» DESCRIPTION OF THE TASK
The exercise asks you to copy every line below in which "gesprek" appears.

» THE RECORDS

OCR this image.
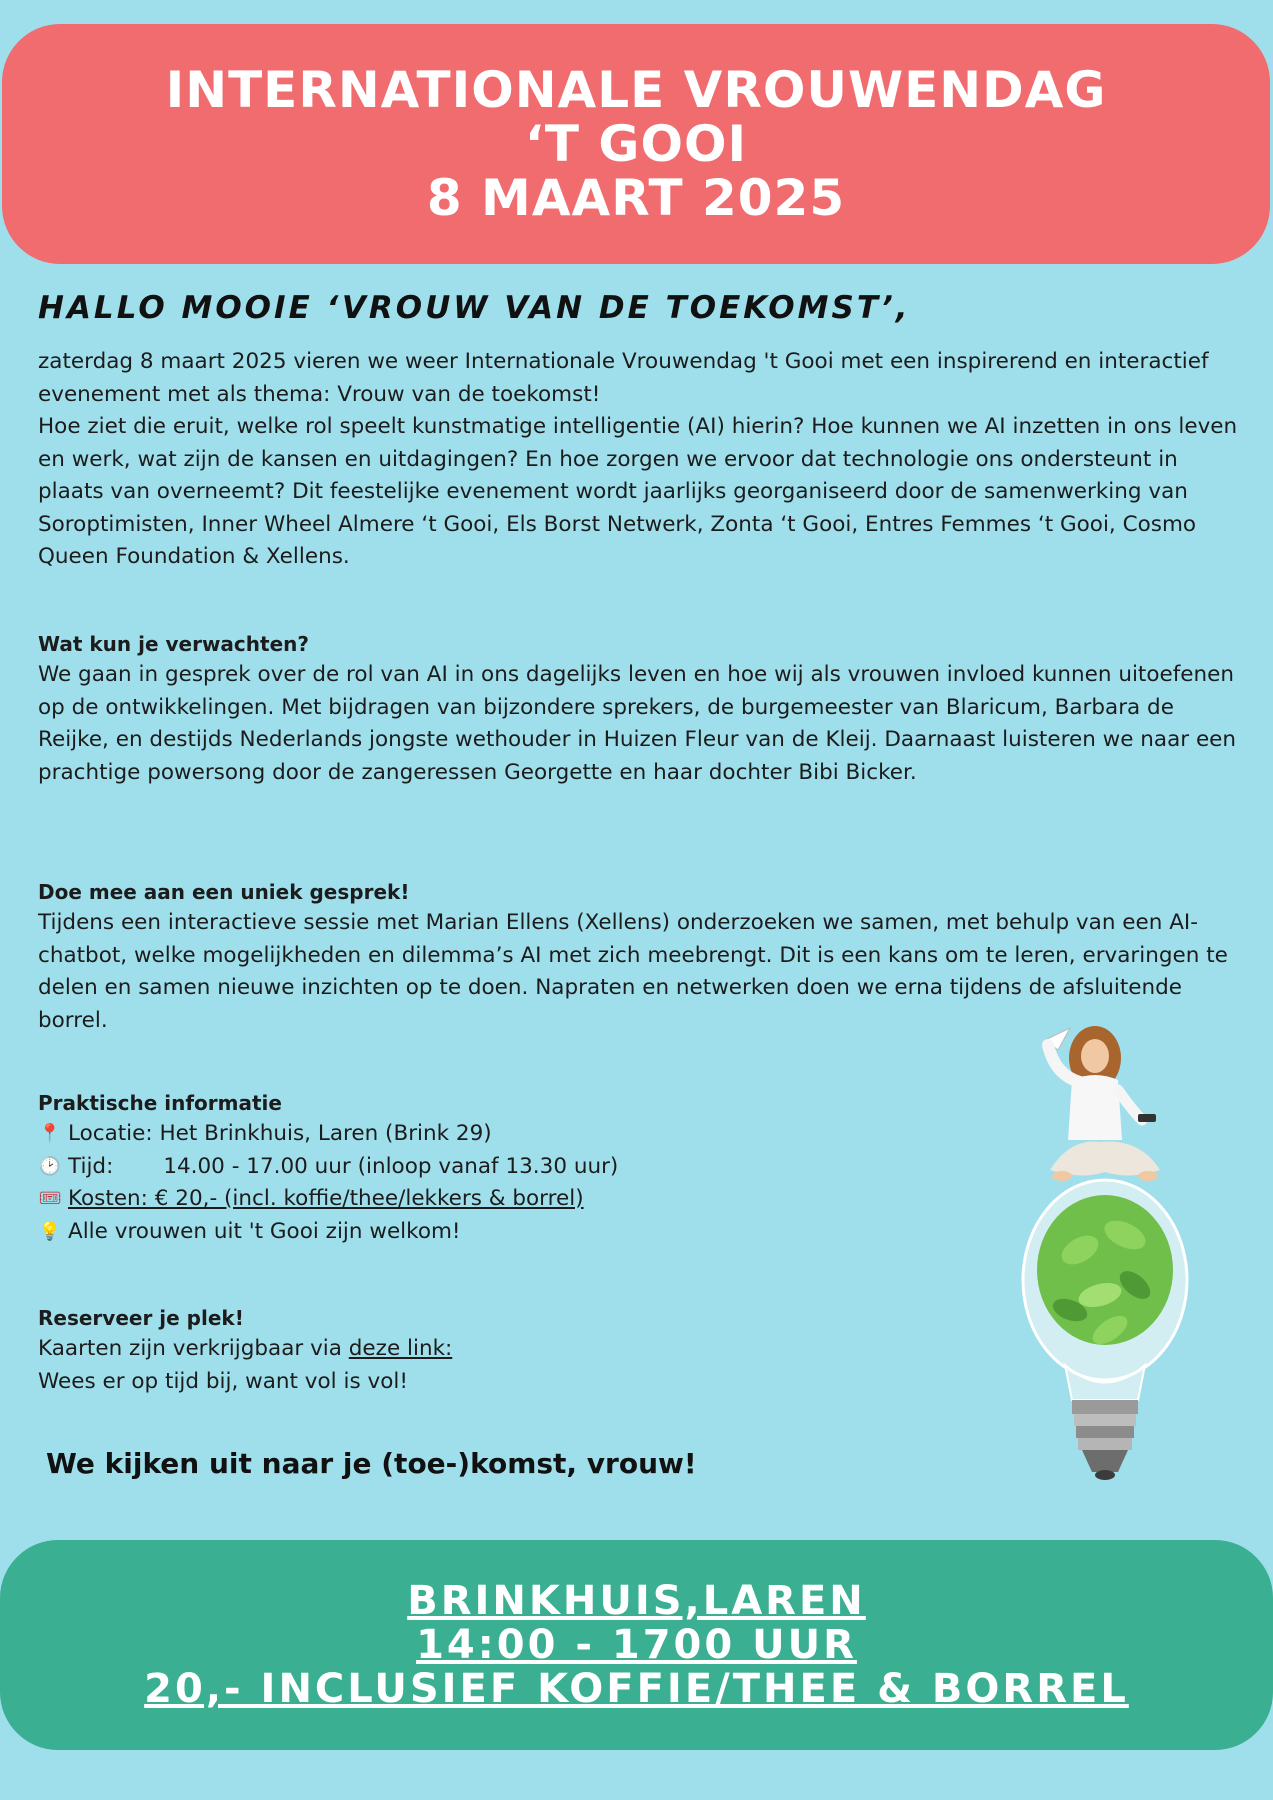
INTERNATIONALE VROUWENDAG
‘T GOOI
8 MAART 2025
HALLO MOOIE ‘VROUW VAN DE TOEKOMST’,

zaterdag 8 maart 2025 vieren we weer Internationale Vrouwendag 't Gooi met een inspirerend en interactief evenement met als thema: Vrouw van de toekomst!

Hoe ziet die eruit, welke rol speelt kunstmatige intelligentie (AI) hierin? Hoe kunnen we AI inzetten in ons leven en werk, wat zijn de kansen en uitdagingen? En hoe zorgen we ervoor dat technologie ons ondersteunt in plaats van overneemt? Dit feestelijke evenement wordt jaarlijks georganiseerd door de samenwerking van Soroptimisten, Inner Wheel Almere ‘t Gooi, Els Borst Netwerk, Zonta ‘t Gooi, Entres Femmes ‘t Gooi, Cosmo Queen Foundation & Xellens.

Wat kun je verwachten?

We gaan in gesprek over de rol van AI in ons dagelijks leven en hoe wij als vrouwen invloed kunnen uitoefenen op de ontwikkelingen. Met bijdragen van bijzondere sprekers, de burgemeester van Blaricum, Barbara de Reijke, en destijds Nederlands jongste wethouder in Huizen Fleur van de Kleij. Daarnaast luisteren we naar een prachtige powersong door de zangeressen Georgette en haar dochter Bibi Bicker.

Doe mee aan een uniek gesprek!

Tijdens een interactieve sessie met Marian Ellens (Xellens) onderzoeken we samen, met behulp van een AI-chatbot, welke mogelijkheden en dilemma’s AI met zich meebrengt. Dit is een kans om te leren, ervaringen te delen en samen nieuwe inzichten op te doen. Napraten en netwerken doen we erna tijdens de afsluitende borrel.

Praktische informatie

📍 Locatie: Het Brinkhuis, Laren (Brink 29)
🕑 Tijd: 14.00 - 17.00 uur (inloop vanaf 13.30 uur)
🎟 Kosten: € 20,- (incl. koffie/thee/lekkers & borrel)
💡 Alle vrouwen uit 't Gooi zijn welkom!

Reserveer je plek!

Kaarten zijn verkrijgbaar via deze link:

Wees er op tijd bij, want vol is vol!

We kijken uit naar je (toe-)komst, vrouw!
BRINKHUIS,LAREN
14:00 - 1700 UUR
20,- INCLUSIEF KOFFIE/THEE & BORREL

» THE RESULT
We gaan in gesprek over de rol van AI in ons dagelijks leven en hoe wij als vrouwen invloed kunnen uitoefenen op de ontwikkelingen. Met bijdragen van bijzondere sprekers, de burgemeester van Blaricum, Barbara de Reijke, en destijds Nederlands jongste wethouder in Huizen Fleur van de Kleij. Daarnaast luisteren we naar een prachtige powersong door de zangeressen Georgette en haar dochter Bibi Bicker.
Doe mee aan een uniek gesprek!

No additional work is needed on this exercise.